Provided data:
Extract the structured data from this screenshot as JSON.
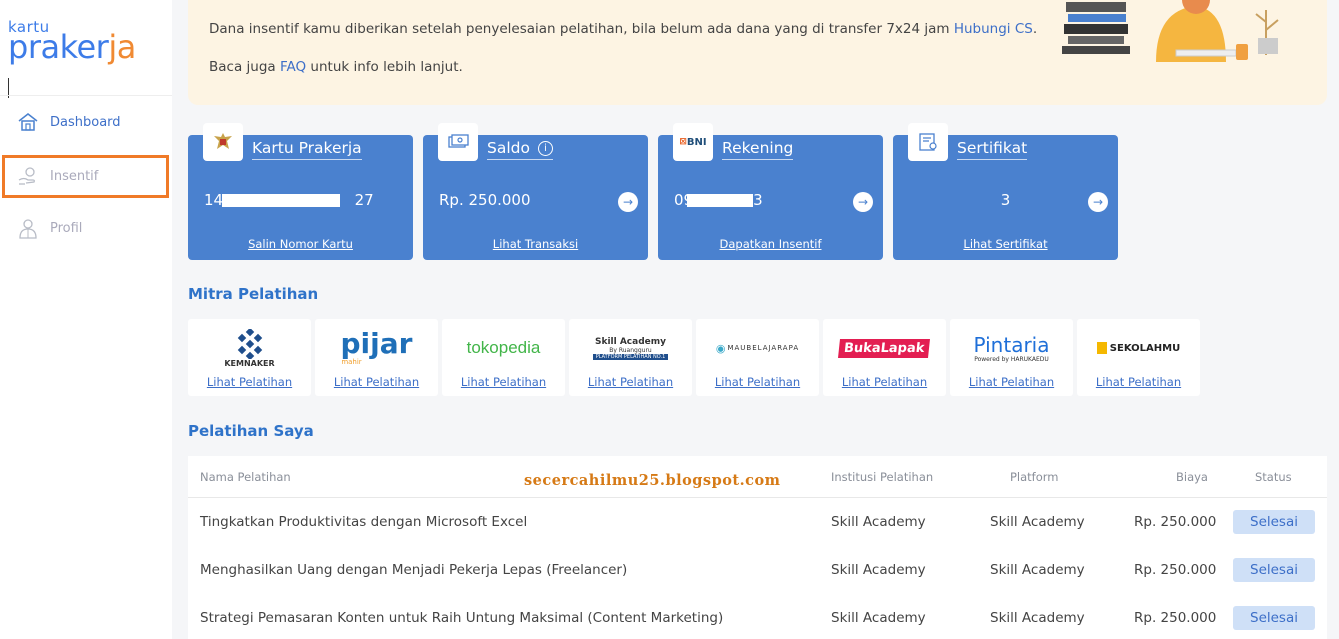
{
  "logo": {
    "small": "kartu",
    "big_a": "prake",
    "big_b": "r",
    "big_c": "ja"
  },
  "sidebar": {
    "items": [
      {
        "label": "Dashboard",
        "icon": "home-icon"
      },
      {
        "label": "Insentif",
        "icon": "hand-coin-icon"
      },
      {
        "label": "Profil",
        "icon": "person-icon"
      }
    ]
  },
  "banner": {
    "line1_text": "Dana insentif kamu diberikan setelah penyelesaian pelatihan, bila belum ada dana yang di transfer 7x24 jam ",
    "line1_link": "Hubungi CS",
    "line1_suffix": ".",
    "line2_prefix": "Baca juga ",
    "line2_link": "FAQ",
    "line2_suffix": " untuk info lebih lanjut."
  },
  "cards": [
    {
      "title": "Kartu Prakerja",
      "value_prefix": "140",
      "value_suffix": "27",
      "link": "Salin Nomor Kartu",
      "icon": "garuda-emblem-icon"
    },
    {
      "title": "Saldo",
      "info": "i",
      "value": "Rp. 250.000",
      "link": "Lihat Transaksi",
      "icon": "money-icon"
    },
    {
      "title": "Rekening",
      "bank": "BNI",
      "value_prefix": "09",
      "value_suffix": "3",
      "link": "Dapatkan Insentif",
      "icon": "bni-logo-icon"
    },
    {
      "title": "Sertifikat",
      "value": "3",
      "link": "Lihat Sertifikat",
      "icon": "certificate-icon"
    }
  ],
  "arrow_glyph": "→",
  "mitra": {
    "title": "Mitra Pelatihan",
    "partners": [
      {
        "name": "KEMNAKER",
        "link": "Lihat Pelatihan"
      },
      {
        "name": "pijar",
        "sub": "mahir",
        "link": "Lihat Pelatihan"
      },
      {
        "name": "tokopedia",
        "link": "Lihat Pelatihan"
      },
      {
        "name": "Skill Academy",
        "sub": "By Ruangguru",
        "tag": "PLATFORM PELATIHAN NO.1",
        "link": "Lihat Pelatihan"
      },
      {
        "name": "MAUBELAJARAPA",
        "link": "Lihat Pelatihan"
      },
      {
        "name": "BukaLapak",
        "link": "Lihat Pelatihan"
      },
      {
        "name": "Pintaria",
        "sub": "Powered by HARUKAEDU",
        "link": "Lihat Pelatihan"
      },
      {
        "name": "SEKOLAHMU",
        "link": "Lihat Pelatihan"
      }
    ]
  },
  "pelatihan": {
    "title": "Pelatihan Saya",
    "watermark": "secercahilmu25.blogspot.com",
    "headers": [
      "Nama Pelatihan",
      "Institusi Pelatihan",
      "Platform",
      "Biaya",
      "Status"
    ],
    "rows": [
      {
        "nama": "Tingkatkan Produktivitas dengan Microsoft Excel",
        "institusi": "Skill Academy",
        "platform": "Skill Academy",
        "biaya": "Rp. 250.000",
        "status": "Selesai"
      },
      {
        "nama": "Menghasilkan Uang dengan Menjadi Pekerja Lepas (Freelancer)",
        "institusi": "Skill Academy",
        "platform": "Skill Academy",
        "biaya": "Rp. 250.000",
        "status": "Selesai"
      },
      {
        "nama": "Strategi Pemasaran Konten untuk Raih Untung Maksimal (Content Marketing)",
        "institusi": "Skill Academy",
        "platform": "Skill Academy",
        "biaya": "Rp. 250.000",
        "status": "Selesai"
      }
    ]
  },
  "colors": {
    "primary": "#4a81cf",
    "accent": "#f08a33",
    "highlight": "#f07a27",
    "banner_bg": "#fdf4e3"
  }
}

Problem to solve:
Reproduce the material above in full, exactly, with no images.

Output of the exercise:
Extract the structured data from this screenshot as JSON.
{
  "logo": {
    "small": "kartu",
    "big_a": "prake",
    "big_b": "r",
    "big_c": "ja"
  },
  "sidebar": {
    "items": [
      {
        "label": "Dashboard",
        "icon": "home-icon"
      },
      {
        "label": "Insentif",
        "icon": "hand-coin-icon"
      },
      {
        "label": "Profil",
        "icon": "person-icon"
      }
    ]
  },
  "banner": {
    "line1_text": "Dana insentif kamu diberikan setelah penyelesaian pelatihan, bila belum ada dana yang di transfer 7x24 jam ",
    "line1_link": "Hubungi CS",
    "line1_suffix": ".",
    "line2_prefix": "Baca juga ",
    "line2_link": "FAQ",
    "line2_suffix": " untuk info lebih lanjut."
  },
  "cards": [
    {
      "title": "Kartu Prakerja",
      "value_prefix": "140",
      "value_suffix": "27",
      "link": "Salin Nomor Kartu",
      "icon": "garuda-emblem-icon"
    },
    {
      "title": "Saldo",
      "info": "i",
      "value": "Rp. 250.000",
      "link": "Lihat Transaksi",
      "icon": "money-icon"
    },
    {
      "title": "Rekening",
      "bank": "BNI",
      "value_prefix": "09",
      "value_suffix": "3",
      "link": "Dapatkan Insentif",
      "icon": "bni-logo-icon"
    },
    {
      "title": "Sertifikat",
      "value": "3",
      "link": "Lihat Sertifikat",
      "icon": "certificate-icon"
    }
  ],
  "arrow_glyph": "→",
  "mitra": {
    "title": "Mitra Pelatihan",
    "partners": [
      {
        "name": "KEMNAKER",
        "link": "Lihat Pelatihan"
      },
      {
        "name": "pijar",
        "sub": "mahir",
        "link": "Lihat Pelatihan"
      },
      {
        "name": "tokopedia",
        "link": "Lihat Pelatihan"
      },
      {
        "name": "Skill Academy",
        "sub": "By Ruangguru",
        "tag": "PLATFORM PELATIHAN NO.1",
        "link": "Lihat Pelatihan"
      },
      {
        "name": "MAUBELAJARAPA",
        "link": "Lihat Pelatihan"
      },
      {
        "name": "BukaLapak",
        "link": "Lihat Pelatihan"
      },
      {
        "name": "Pintaria",
        "sub": "Powered by HARUKAEDU",
        "link": "Lihat Pelatihan"
      },
      {
        "name": "SEKOLAHMU",
        "link": "Lihat Pelatihan"
      }
    ]
  },
  "pelatihan": {
    "title": "Pelatihan Saya",
    "watermark": "secercahilmu25.blogspot.com",
    "headers": [
      "Nama Pelatihan",
      "Institusi Pelatihan",
      "Platform",
      "Biaya",
      "Status"
    ],
    "rows": [
      {
        "nama": "Tingkatkan Produktivitas dengan Microsoft Excel",
        "institusi": "Skill Academy",
        "platform": "Skill Academy",
        "biaya": "Rp. 250.000",
        "status": "Selesai"
      },
      {
        "nama": "Menghasilkan Uang dengan Menjadi Pekerja Lepas (Freelancer)",
        "institusi": "Skill Academy",
        "platform": "Skill Academy",
        "biaya": "Rp. 250.000",
        "status": "Selesai"
      },
      {
        "nama": "Strategi Pemasaran Konten untuk Raih Untung Maksimal (Content Marketing)",
        "institusi": "Skill Academy",
        "platform": "Skill Academy",
        "biaya": "Rp. 250.000",
        "status": "Selesai"
      }
    ]
  },
  "colors": {
    "primary": "#4a81cf",
    "accent": "#f08a33",
    "highlight": "#f07a27",
    "banner_bg": "#fdf4e3"
  }
}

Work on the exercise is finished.